Work out how many lines of the listing hold "graded", then state only that count.

============

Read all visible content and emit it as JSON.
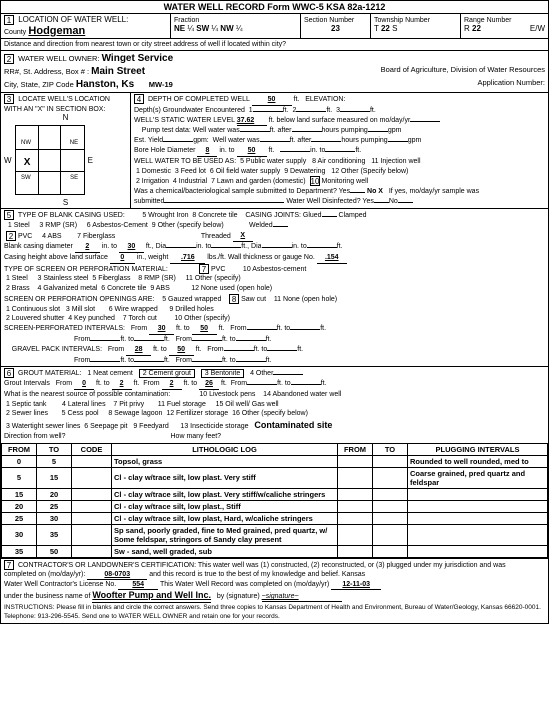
{
  "form_header": "WATER WELL RECORD    Form WWC-5    KSA 82a-1212",
  "loc": {
    "num": "1",
    "title": "LOCATION OF WATER WELL:",
    "county_lbl": "County",
    "county": "Hodgeman",
    "fraction_lbl": "Fraction",
    "frac1": "NE",
    "frac2": "SW",
    "frac3": "NW",
    "q": "¼",
    "section_lbl": "Section Number",
    "section": "23",
    "township_lbl": "Township Number",
    "t_pre": "T",
    "township": "22",
    "t_s": "S",
    "range_lbl": "Range Number",
    "r_pre": "R",
    "range": "22",
    "r_ew": "E/W",
    "dist_lbl": "Distance and direction from nearest town or city street address of well if located within city?"
  },
  "owner": {
    "num": "2",
    "title": "WATER WELL OWNER:",
    "name": "Winget Service",
    "addr_lbl": "RR#, St. Address, Box #  :",
    "addr": "Main Street",
    "city_lbl": "City, State, ZIP Code",
    "city": "Hanston, Ks",
    "mw": "MW-19",
    "board": "Board of Agriculture, Division of Water Resources",
    "app_lbl": "Application Number:"
  },
  "locbox": {
    "num": "3",
    "title": "LOCATE WELL'S LOCATION WITH AN \"X\" IN SECTION BOX:",
    "n": "N",
    "s": "S",
    "w": "W",
    "e": "E",
    "nw": "NW",
    "ne": "NE",
    "sw": "SW",
    "se": "SE",
    "x": "X",
    "one": "1"
  },
  "well": {
    "num": "4",
    "depth_lbl": "DEPTH OF COMPLETED WELL",
    "depth": "50",
    "ft": "ft.",
    "elev_lbl": "ELEVATION:",
    "gw_lbl": "Depth(s) Groundwater Encountered",
    "gw1": "1",
    "gw2": "2",
    "gw3": "3",
    "swl_lbl": "WELL'S STATIC WATER LEVEL",
    "swl": "37.62",
    "swl_note": "ft. below land surface measured on mo/day/yr",
    "pump_lbl": "Pump test data:",
    "ww": "Well water was",
    "after": "ft. after",
    "hrs": "hours pumping",
    "gpm": "gpm",
    "est_lbl": "Est. Yield",
    "bore_lbl": "Bore Hole Diameter",
    "bore1": "8",
    "bore_to": "50",
    "in_to": "in. to",
    "in_ft": "ft.",
    "use_lbl": "WELL WATER TO BE USED AS:",
    "u1": "1  Domestic",
    "u2": "2  Irrigation",
    "u3": "3  Feed lot",
    "u4": "4  Industrial",
    "u5": "5  Public water supply",
    "u6": "6  Oil field water supply",
    "u7": "7  Lawn and garden (domestic)",
    "u8": "8  Air conditioning",
    "u9": "9  Dewatering",
    "u10": "Monitoring well",
    "u10n": "10",
    "u11": "11  Injection well",
    "u12": "12  Other (Specify below)",
    "chem_lbl": "Was a chemical/bacteriological sample submitted to Department? Yes",
    "nox": "No X",
    "chem2": "If yes, mo/day/yr sample was",
    "sub": "submitted",
    "disinf": "Water Well Disinfected? Yes",
    "no": "No"
  },
  "casing": {
    "num": "5",
    "title": "TYPE OF BLANK CASING USED:",
    "c1": "1  Steel",
    "c2": "PVC",
    "c2n": "2",
    "c3": "3  RMP (SR)",
    "c4": "4  ABS",
    "c5": "5  Wrought Iron",
    "c6": "6  Asbestos-Cement",
    "c7": "7  Fiberglass",
    "c8": "8  Concrete tile",
    "c9": "9  Other (specify below)",
    "joints_lbl": "CASING JOINTS:",
    "glued": "Glued",
    "clamped": "Clamped",
    "welded": "Welded",
    "threaded": "Threaded",
    "thr_x": "X",
    "dia_lbl": "Blank casing diameter",
    "dia1": "2",
    "dia_to": "30",
    "into": "in. to",
    "ftdia": "ft., Dia",
    "dia_end": "in. to",
    "height_lbl": "Casing height above land surface",
    "height": "0",
    "wt_lbl": "in., weight",
    "wt": ".716",
    "lbsft": "lbs./ft.",
    "wall_lbl": "Wall thickness or gauge No.",
    "wall": ".154",
    "screen_lbl": "TYPE OF SCREEN OR PERFORATION MATERIAL:",
    "s1": "1  Steel",
    "s2": "2  Brass",
    "s3": "3  Stainless steel",
    "s4": "4  Galvanized metal",
    "s5": "5  Fiberglass",
    "s6": "6  Concrete tile",
    "s7": "PVC",
    "s7n": "7",
    "s8": "8  RMP (SR)",
    "s9": "9  ABS",
    "s10": "10  Asbestos-cement",
    "s11": "11  Other (specify)",
    "s12": "12  None used (open hole)",
    "open_lbl": "SCREEN OR PERFORATION OPENINGS ARE:",
    "o1": "1  Continuous slot",
    "o2": "2  Louvered shutter",
    "o3": "3  Mill slot",
    "o4": "4  Key punched",
    "o5": "5  Gauzed wrapped",
    "o6": "6  Wire wrapped",
    "o7": "7  Torch cut",
    "o8": "Saw cut",
    "o8n": "8",
    "o9": "9  Drilled holes",
    "o10": "10  Other (specify)",
    "o11": "11  None (open hole)",
    "spi_lbl": "SCREEN-PERFORATED INTERVALS:",
    "from": "From",
    "to": "to",
    "ft": "ft.",
    "spi_f": "30",
    "spi_t": "50",
    "gp_lbl": "GRAVEL PACK INTERVALS:",
    "gp_f": "28",
    "gp_t": "50"
  },
  "grout": {
    "num": "6",
    "title": "GROUT MATERIAL:",
    "g1": "1  Neat cement",
    "g2": "2  Cement grout",
    "g3": "3  Bentonite",
    "g4": "4  Other",
    "gi_lbl": "Grout Intervals",
    "from": "From",
    "gi_f1": "0",
    "to": "ft. to",
    "gi_t1": "2",
    "gi_f2": "2",
    "gi_t2": "26",
    "ft": "ft.",
    "src_lbl": "What is the nearest source of possible contamination:",
    "p1": "1  Septic tank",
    "p2": "2  Sewer lines",
    "p3": "3  Watertight sewer lines",
    "p4": "4  Lateral lines",
    "p5": "5  Cess pool",
    "p6": "6  Seepage pit",
    "p7": "7  Pit privy",
    "p8": "8  Sewage lagoon",
    "p9": "9  Feedyard",
    "p10": "10  Livestock pens",
    "p11": "11  Fuel storage",
    "p12": "12  Fertilizer storage",
    "p13": "13  Insecticide storage",
    "p14": "14  Abandoned water well",
    "p15": "15  Oil well/ Gas well",
    "p16": "16  Other (specify below)",
    "cont": "Contaminated site",
    "dir_lbl": "Direction from well?",
    "feet_lbl": "How many feet?"
  },
  "log": {
    "h_from": "FROM",
    "h_to": "TO",
    "h_code": "CODE",
    "h_lith": "LITHOLOGIC LOG",
    "h_from2": "FROM",
    "h_to2": "TO",
    "h_plug": "PLUGGING INTERVALS",
    "rows": [
      {
        "f": "0",
        "t": "5",
        "c": "",
        "l": "Topsol, grass",
        "pf": "",
        "pt": "",
        "p": "Rounded to well rounded, med to"
      },
      {
        "f": "5",
        "t": "15",
        "c": "",
        "l": "Cl - clay w/trace silt, low plast. Very stiff",
        "pf": "",
        "pt": "",
        "p": "Coarse grained, pred quartz and feldspar"
      },
      {
        "f": "15",
        "t": "20",
        "c": "",
        "l": "Cl - clay w/trace silt, low plast. Very stiff/w/caliche stringers",
        "pf": "",
        "pt": "",
        "p": ""
      },
      {
        "f": "20",
        "t": "25",
        "c": "",
        "l": "Cl - clay w/trace silt, low plast., Stiff",
        "pf": "",
        "pt": "",
        "p": ""
      },
      {
        "f": "25",
        "t": "30",
        "c": "",
        "l": "Cl - clay w/trace silt, low plast, Hard, w/caliche stringers",
        "pf": "",
        "pt": "",
        "p": ""
      },
      {
        "f": "30",
        "t": "35",
        "c": "",
        "l": "Sp sand, poorly graded, fine to Med grained, pred quartz, w/ Some feldspar, stringors of Sandy clay present",
        "pf": "",
        "pt": "",
        "p": ""
      },
      {
        "f": "35",
        "t": "50",
        "c": "",
        "l": "Sw - sand, well graded, sub",
        "pf": "",
        "pt": "",
        "p": ""
      }
    ]
  },
  "cert": {
    "num": "7",
    "text": "CONTRACTOR'S OR LANDOWNER'S CERTIFICATION: This water well was (1) constructed, (2) reconstructed, or (3) plugged under my jurisdiction and was",
    "comp_lbl": "completed on (mo/day/yr):",
    "date1": "08-0703",
    "rec": " and this record is true to the best of my knowledge and belief.  Kansas",
    "lic_lbl": "Water Well Contractor's License No.",
    "lic": "554",
    "comp2_lbl": "This Water Well Record was completed on (mo/day/yr)",
    "date2": "12-11-03",
    "bus_lbl": "under the business name of",
    "bus": "Woofter Pump and Well Inc.",
    "sig_lbl": "by (signature)",
    "instr": "INSTRUCTIONS:  Please fill in blanks and circle the correct answers.  Send three copies to Kansas Department of Health and Environment, Bureau of Water/Geology, Kansas 66620-0001.  Telephone:  913-296-5545.  Send one to WATER WELL OWNER and retain one for your records."
  }
}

============

RESULT OF THE EXERCISE
2